_What you are asked to do:_
Search the data for the word "contact" and copy each line that has it.

Items listed in a dataset:
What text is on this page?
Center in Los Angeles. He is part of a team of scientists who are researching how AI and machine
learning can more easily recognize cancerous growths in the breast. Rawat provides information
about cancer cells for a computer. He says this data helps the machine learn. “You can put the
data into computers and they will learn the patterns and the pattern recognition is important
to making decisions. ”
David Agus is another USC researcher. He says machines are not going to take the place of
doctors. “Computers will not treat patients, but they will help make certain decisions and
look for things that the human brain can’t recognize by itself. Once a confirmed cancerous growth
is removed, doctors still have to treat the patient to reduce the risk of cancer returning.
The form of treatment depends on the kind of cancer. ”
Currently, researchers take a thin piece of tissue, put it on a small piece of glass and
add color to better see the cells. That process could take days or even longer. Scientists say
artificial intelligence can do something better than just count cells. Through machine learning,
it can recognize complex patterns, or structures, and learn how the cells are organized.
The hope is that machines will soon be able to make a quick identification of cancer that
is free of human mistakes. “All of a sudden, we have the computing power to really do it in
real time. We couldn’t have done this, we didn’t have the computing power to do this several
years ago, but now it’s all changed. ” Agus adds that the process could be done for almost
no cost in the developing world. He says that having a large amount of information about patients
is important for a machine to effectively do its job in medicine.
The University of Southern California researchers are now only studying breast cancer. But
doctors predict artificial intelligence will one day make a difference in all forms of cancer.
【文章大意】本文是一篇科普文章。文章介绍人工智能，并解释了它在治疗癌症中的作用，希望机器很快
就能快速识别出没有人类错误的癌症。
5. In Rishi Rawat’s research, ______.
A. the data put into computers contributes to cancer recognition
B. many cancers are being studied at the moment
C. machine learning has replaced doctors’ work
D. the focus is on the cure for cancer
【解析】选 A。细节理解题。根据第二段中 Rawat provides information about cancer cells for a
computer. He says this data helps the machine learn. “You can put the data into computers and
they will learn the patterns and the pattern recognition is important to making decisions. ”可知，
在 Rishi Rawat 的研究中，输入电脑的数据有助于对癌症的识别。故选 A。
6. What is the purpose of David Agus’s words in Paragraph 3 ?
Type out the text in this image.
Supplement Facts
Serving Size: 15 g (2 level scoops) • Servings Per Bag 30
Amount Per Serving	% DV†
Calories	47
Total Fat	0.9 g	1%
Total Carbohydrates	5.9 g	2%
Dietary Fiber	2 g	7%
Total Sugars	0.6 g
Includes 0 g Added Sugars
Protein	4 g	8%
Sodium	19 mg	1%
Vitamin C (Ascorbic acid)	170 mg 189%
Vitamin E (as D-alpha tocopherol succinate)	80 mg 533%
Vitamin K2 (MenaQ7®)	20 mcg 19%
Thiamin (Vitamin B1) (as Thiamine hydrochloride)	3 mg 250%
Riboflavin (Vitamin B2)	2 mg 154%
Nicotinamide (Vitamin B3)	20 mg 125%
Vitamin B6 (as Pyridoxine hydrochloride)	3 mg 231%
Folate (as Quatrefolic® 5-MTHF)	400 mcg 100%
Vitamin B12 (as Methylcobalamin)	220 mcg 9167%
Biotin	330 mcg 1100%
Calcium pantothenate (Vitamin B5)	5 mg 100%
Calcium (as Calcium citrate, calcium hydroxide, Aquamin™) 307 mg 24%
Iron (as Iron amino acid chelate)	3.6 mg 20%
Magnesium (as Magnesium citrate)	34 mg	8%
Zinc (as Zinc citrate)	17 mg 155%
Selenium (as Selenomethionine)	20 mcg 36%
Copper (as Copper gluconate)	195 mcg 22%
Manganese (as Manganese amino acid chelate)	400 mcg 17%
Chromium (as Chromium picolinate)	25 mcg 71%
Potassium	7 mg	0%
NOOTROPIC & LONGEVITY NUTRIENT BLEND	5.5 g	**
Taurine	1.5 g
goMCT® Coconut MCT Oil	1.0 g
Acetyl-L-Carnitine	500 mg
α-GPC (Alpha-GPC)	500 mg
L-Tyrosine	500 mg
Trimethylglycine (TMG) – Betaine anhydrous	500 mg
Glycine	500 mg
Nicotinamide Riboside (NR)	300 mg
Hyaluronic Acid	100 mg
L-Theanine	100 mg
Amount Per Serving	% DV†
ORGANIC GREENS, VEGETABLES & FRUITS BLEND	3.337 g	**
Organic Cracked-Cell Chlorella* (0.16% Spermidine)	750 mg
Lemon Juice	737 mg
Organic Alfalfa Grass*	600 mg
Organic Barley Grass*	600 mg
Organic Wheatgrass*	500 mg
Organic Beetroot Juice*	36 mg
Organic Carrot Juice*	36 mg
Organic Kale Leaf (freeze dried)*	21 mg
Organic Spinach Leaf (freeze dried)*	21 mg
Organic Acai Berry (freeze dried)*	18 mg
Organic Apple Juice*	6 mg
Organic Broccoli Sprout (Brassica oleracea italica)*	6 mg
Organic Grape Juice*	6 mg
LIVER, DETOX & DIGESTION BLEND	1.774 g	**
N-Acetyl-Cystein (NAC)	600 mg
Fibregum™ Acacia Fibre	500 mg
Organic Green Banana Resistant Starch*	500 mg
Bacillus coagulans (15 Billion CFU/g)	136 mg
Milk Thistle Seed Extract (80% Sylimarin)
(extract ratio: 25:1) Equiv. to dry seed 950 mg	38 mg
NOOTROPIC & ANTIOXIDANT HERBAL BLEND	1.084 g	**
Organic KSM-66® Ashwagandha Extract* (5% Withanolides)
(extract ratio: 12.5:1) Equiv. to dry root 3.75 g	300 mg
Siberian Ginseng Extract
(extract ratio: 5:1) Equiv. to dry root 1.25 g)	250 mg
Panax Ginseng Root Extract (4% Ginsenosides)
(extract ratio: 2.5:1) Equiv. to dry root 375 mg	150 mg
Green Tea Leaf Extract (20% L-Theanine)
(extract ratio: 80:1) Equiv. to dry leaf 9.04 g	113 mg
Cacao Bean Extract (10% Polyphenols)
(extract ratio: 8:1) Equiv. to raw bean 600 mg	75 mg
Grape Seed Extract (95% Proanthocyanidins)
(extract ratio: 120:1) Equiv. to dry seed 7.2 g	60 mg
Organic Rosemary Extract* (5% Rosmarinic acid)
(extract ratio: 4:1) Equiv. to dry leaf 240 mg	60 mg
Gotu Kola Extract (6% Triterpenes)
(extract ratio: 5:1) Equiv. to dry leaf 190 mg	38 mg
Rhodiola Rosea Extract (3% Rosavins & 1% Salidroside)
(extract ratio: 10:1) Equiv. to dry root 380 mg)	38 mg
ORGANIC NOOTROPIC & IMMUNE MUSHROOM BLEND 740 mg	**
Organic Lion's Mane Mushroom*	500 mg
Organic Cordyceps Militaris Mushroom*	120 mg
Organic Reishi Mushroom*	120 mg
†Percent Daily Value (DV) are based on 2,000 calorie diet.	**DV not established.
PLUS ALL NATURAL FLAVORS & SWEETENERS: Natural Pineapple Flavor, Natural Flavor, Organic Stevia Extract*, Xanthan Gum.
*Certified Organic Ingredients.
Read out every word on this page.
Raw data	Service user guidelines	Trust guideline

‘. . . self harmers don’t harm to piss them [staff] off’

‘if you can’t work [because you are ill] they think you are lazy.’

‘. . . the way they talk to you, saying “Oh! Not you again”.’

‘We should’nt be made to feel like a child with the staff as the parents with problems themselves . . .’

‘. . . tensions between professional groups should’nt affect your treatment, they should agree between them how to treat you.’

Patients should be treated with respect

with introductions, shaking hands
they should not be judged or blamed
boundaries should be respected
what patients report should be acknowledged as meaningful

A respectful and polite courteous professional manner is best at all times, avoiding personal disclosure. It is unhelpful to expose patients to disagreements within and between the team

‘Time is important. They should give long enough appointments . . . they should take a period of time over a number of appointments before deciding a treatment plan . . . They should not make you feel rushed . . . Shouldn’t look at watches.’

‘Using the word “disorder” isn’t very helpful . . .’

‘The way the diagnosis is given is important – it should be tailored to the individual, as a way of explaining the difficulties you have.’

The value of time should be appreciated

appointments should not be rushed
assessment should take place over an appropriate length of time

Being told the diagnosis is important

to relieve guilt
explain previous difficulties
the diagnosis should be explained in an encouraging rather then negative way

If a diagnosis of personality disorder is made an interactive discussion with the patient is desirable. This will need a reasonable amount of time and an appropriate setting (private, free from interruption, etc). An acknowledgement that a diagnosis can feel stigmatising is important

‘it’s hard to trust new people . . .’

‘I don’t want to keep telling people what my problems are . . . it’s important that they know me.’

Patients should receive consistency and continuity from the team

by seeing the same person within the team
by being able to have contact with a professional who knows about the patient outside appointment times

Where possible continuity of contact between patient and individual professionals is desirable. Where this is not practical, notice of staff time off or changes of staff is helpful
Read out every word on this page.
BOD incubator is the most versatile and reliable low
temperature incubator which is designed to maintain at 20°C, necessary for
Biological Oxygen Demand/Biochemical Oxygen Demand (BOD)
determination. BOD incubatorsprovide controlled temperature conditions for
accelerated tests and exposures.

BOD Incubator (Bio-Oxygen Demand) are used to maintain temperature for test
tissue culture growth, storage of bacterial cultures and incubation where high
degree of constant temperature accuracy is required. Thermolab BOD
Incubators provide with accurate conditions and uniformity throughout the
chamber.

_Response area:_
by being able to have contact with a professional who knows about the patient outside appointment times
Where possible continuity of contact between patient and individual professionals is desirable. Where this is not practical, notice of staff time off or changes of staff is helpful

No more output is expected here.